• _Materials provided_:
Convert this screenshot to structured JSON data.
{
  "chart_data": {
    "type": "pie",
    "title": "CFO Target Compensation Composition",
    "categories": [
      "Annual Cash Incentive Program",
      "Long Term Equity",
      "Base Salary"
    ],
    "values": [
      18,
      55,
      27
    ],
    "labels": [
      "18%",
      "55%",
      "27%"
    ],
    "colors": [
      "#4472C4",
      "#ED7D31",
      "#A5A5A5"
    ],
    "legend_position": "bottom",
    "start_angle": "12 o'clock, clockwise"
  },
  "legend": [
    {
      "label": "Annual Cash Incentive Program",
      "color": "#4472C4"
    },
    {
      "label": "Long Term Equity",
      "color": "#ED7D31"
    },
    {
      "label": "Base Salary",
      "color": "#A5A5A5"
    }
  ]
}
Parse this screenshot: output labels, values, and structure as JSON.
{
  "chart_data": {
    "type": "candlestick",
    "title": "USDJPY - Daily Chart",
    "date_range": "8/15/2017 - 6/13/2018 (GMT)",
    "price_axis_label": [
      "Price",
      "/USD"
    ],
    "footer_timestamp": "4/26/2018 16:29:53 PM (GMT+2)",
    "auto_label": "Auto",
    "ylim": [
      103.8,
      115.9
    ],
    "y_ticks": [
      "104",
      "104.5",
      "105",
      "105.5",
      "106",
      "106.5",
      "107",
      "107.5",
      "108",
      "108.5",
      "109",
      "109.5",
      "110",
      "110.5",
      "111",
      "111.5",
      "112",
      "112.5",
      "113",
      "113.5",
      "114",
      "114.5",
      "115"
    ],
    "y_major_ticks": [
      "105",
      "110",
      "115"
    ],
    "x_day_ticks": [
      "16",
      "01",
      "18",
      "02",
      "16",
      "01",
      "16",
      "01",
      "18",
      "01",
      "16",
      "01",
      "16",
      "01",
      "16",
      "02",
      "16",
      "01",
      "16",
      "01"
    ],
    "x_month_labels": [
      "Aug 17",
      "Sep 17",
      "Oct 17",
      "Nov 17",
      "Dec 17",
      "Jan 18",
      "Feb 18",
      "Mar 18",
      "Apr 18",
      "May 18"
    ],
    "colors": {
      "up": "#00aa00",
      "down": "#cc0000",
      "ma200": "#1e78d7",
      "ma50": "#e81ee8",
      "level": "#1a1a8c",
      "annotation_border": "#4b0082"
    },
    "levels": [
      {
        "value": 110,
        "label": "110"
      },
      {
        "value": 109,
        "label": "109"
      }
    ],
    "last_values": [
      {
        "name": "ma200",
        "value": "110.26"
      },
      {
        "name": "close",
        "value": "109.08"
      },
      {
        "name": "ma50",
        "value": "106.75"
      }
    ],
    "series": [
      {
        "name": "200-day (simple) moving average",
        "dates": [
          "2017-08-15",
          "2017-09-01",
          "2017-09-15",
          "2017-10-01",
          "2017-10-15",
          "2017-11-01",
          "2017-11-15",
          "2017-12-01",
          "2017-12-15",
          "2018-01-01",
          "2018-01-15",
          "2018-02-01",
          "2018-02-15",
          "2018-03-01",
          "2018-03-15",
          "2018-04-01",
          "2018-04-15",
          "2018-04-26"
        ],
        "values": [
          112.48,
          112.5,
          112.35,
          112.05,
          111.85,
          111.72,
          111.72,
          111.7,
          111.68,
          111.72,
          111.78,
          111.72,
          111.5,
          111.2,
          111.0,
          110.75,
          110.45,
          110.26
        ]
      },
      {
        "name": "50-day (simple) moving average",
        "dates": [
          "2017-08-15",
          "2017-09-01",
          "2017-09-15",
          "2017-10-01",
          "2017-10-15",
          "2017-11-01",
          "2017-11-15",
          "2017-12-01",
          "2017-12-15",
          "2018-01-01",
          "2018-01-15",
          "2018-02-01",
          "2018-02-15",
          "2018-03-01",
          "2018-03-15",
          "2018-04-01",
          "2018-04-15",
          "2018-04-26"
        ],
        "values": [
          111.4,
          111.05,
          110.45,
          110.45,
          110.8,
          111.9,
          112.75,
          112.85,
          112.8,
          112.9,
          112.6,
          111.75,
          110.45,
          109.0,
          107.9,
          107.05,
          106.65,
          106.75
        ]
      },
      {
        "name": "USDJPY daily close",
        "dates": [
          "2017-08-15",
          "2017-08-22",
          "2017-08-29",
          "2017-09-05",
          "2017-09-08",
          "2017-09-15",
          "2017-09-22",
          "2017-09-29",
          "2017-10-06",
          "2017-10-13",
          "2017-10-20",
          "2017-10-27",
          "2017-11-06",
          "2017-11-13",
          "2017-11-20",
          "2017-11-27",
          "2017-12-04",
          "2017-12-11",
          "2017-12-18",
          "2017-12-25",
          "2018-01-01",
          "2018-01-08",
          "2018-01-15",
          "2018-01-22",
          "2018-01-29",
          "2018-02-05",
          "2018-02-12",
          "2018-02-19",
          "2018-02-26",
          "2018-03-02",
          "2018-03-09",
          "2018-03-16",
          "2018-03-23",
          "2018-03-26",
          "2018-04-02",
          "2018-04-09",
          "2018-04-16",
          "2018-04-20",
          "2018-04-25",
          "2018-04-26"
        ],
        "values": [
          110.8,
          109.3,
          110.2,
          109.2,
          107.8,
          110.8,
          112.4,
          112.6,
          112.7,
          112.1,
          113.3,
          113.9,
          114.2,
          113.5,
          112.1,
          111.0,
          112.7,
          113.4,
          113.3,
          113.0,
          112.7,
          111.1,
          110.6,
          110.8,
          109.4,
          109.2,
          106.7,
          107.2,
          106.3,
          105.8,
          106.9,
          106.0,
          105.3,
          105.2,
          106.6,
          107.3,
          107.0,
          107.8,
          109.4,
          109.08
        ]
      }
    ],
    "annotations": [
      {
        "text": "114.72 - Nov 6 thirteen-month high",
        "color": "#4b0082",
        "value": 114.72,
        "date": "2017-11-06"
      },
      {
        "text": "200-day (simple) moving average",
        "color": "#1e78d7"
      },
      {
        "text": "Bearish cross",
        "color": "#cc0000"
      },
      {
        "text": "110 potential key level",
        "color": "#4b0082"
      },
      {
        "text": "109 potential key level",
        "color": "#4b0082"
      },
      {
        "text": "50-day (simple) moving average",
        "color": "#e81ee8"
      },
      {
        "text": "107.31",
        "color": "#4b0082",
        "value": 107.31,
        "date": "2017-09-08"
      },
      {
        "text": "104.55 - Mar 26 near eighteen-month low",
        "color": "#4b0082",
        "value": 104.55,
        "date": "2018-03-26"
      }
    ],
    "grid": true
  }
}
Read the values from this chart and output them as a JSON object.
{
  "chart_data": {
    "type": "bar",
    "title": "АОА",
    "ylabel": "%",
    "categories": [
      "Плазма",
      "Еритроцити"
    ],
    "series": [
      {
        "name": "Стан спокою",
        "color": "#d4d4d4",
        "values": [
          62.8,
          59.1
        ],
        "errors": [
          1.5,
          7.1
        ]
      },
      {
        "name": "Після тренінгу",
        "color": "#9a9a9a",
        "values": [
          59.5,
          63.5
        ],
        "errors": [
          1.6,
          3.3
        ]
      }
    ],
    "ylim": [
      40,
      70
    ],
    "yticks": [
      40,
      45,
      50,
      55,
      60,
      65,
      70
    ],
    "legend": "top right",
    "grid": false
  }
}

• _Aim of the task_: Repeat all of the entries exactly.

• _The answer_:
Convert this screenshot to structured JSON data.
{
  "chart_data": {
    "type": "pie",
    "title": "CFO Target Compensation Composition",
    "categories": [
      "Annual Cash Incentive Program",
      "Long Term Equity",
      "Base Salary"
    ],
    "values": [
      18,
      55,
      27
    ],
    "labels": [
      "18%",
      "55%",
      "27%"
    ],
    "colors": [
      "#4472C4",
      "#ED7D31",
      "#A5A5A5"
    ],
    "legend_position": "bottom",
    "start_angle": "12 o'clock, clockwise"
  },
  "legend": [
    {
      "label": "Annual Cash Incentive Program",
      "color": "#4472C4"
    },
    {
      "label": "Long Term Equity",
      "color": "#ED7D31"
    },
    {
      "label": "Base Salary",
      "color": "#A5A5A5"
    }
  ]
}
Parse this screenshot: output labels, values, and structure as JSON.
{
  "chart_data": {
    "type": "candlestick",
    "title": "USDJPY - Daily Chart",
    "date_range": "8/15/2017 - 6/13/2018 (GMT)",
    "price_axis_label": [
      "Price",
      "/USD"
    ],
    "footer_timestamp": "4/26/2018 16:29:53 PM (GMT+2)",
    "auto_label": "Auto",
    "ylim": [
      103.8,
      115.9
    ],
    "y_ticks": [
      "104",
      "104.5",
      "105",
      "105.5",
      "106",
      "106.5",
      "107",
      "107.5",
      "108",
      "108.5",
      "109",
      "109.5",
      "110",
      "110.5",
      "111",
      "111.5",
      "112",
      "112.5",
      "113",
      "113.5",
      "114",
      "114.5",
      "115"
    ],
    "y_major_ticks": [
      "105",
      "110",
      "115"
    ],
    "x_day_ticks": [
      "16",
      "01",
      "18",
      "02",
      "16",
      "01",
      "16",
      "01",
      "18",
      "01",
      "16",
      "01",
      "16",
      "01",
      "16",
      "02",
      "16",
      "01",
      "16",
      "01"
    ],
    "x_month_labels": [
      "Aug 17",
      "Sep 17",
      "Oct 17",
      "Nov 17",
      "Dec 17",
      "Jan 18",
      "Feb 18",
      "Mar 18",
      "Apr 18",
      "May 18"
    ],
    "colors": {
      "up": "#00aa00",
      "down": "#cc0000",
      "ma200": "#1e78d7",
      "ma50": "#e81ee8",
      "level": "#1a1a8c",
      "annotation_border": "#4b0082"
    },
    "levels": [
      {
        "value": 110,
        "label": "110"
      },
      {
        "value": 109,
        "label": "109"
      }
    ],
    "last_values": [
      {
        "name": "ma200",
        "value": "110.26"
      },
      {
        "name": "close",
        "value": "109.08"
      },
      {
        "name": "ma50",
        "value": "106.75"
      }
    ],
    "series": [
      {
        "name": "200-day (simple) moving average",
        "dates": [
          "2017-08-15",
          "2017-09-01",
          "2017-09-15",
          "2017-10-01",
          "2017-10-15",
          "2017-11-01",
          "2017-11-15",
          "2017-12-01",
          "2017-12-15",
          "2018-01-01",
          "2018-01-15",
          "2018-02-01",
          "2018-02-15",
          "2018-03-01",
          "2018-03-15",
          "2018-04-01",
          "2018-04-15",
          "2018-04-26"
        ],
        "values": [
          112.48,
          112.5,
          112.35,
          112.05,
          111.85,
          111.72,
          111.72,
          111.7,
          111.68,
          111.72,
          111.78,
          111.72,
          111.5,
          111.2,
          111.0,
          110.75,
          110.45,
          110.26
        ]
      },
      {
        "name": "50-day (simple) moving average",
        "dates": [
          "2017-08-15",
          "2017-09-01",
          "2017-09-15",
          "2017-10-01",
          "2017-10-15",
          "2017-11-01",
          "2017-11-15",
          "2017-12-01",
          "2017-12-15",
          "2018-01-01",
          "2018-01-15",
          "2018-02-01",
          "2018-02-15",
          "2018-03-01",
          "2018-03-15",
          "2018-04-01",
          "2018-04-15",
          "2018-04-26"
        ],
        "values": [
          111.4,
          111.05,
          110.45,
          110.45,
          110.8,
          111.9,
          112.75,
          112.85,
          112.8,
          112.9,
          112.6,
          111.75,
          110.45,
          109.0,
          107.9,
          107.05,
          106.65,
          106.75
        ]
      },
      {
        "name": "USDJPY daily close",
        "dates": [
          "2017-08-15",
          "2017-08-22",
          "2017-08-29",
          "2017-09-05",
          "2017-09-08",
          "2017-09-15",
          "2017-09-22",
          "2017-09-29",
          "2017-10-06",
          "2017-10-13",
          "2017-10-20",
          "2017-10-27",
          "2017-11-06",
          "2017-11-13",
          "2017-11-20",
          "2017-11-27",
          "2017-12-04",
          "2017-12-11",
          "2017-12-18",
          "2017-12-25",
          "2018-01-01",
          "2018-01-08",
          "2018-01-15",
          "2018-01-22",
          "2018-01-29",
          "2018-02-05",
          "2018-02-12",
          "2018-02-19",
          "2018-02-26",
          "2018-03-02",
          "2018-03-09",
          "2018-03-16",
          "2018-03-23",
          "2018-03-26",
          "2018-04-02",
          "2018-04-09",
          "2018-04-16",
          "2018-04-20",
          "2018-04-25",
          "2018-04-26"
        ],
        "values": [
          110.8,
          109.3,
          110.2,
          109.2,
          107.8,
          110.8,
          112.4,
          112.6,
          112.7,
          112.1,
          113.3,
          113.9,
          114.2,
          113.5,
          112.1,
          111.0,
          112.7,
          113.4,
          113.3,
          113.0,
          112.7,
          111.1,
          110.6,
          110.8,
          109.4,
          109.2,
          106.7,
          107.2,
          106.3,
          105.8,
          106.9,
          106.0,
          105.3,
          105.2,
          106.6,
          107.3,
          107.0,
          107.8,
          109.4,
          109.08
        ]
      }
    ],
    "annotations": [
      {
        "text": "114.72 - Nov 6 thirteen-month high",
        "color": "#4b0082",
        "value": 114.72,
        "date": "2017-11-06"
      },
      {
        "text": "200-day (simple) moving average",
        "color": "#1e78d7"
      },
      {
        "text": "Bearish cross",
        "color": "#cc0000"
      },
      {
        "text": "110 potential key level",
        "color": "#4b0082"
      },
      {
        "text": "109 potential key level",
        "color": "#4b0082"
      },
      {
        "text": "50-day (simple) moving average",
        "color": "#e81ee8"
      },
      {
        "text": "107.31",
        "color": "#4b0082",
        "value": 107.31,
        "date": "2017-09-08"
      },
      {
        "text": "104.55 - Mar 26 near eighteen-month low",
        "color": "#4b0082",
        "value": 104.55,
        "date": "2018-03-26"
      }
    ],
    "grid": true
  }
}
Read the values from this chart and output them as a JSON object.
{
  "chart_data": {
    "type": "bar",
    "title": "АОА",
    "ylabel": "%",
    "categories": [
      "Плазма",
      "Еритроцити"
    ],
    "series": [
      {
        "name": "Стан спокою",
        "color": "#d4d4d4",
        "values": [
          62.8,
          59.1
        ],
        "errors": [
          1.5,
          7.1
        ]
      },
      {
        "name": "Після тренінгу",
        "color": "#9a9a9a",
        "values": [
          59.5,
          63.5
        ],
        "errors": [
          1.6,
          3.3
        ]
      }
    ],
    "ylim": [
      40,
      70
    ],
    "yticks": [
      40,
      45,
      50,
      55,
      60,
      65,
      70
    ],
    "legend": "top right",
    "grid": false
  }
}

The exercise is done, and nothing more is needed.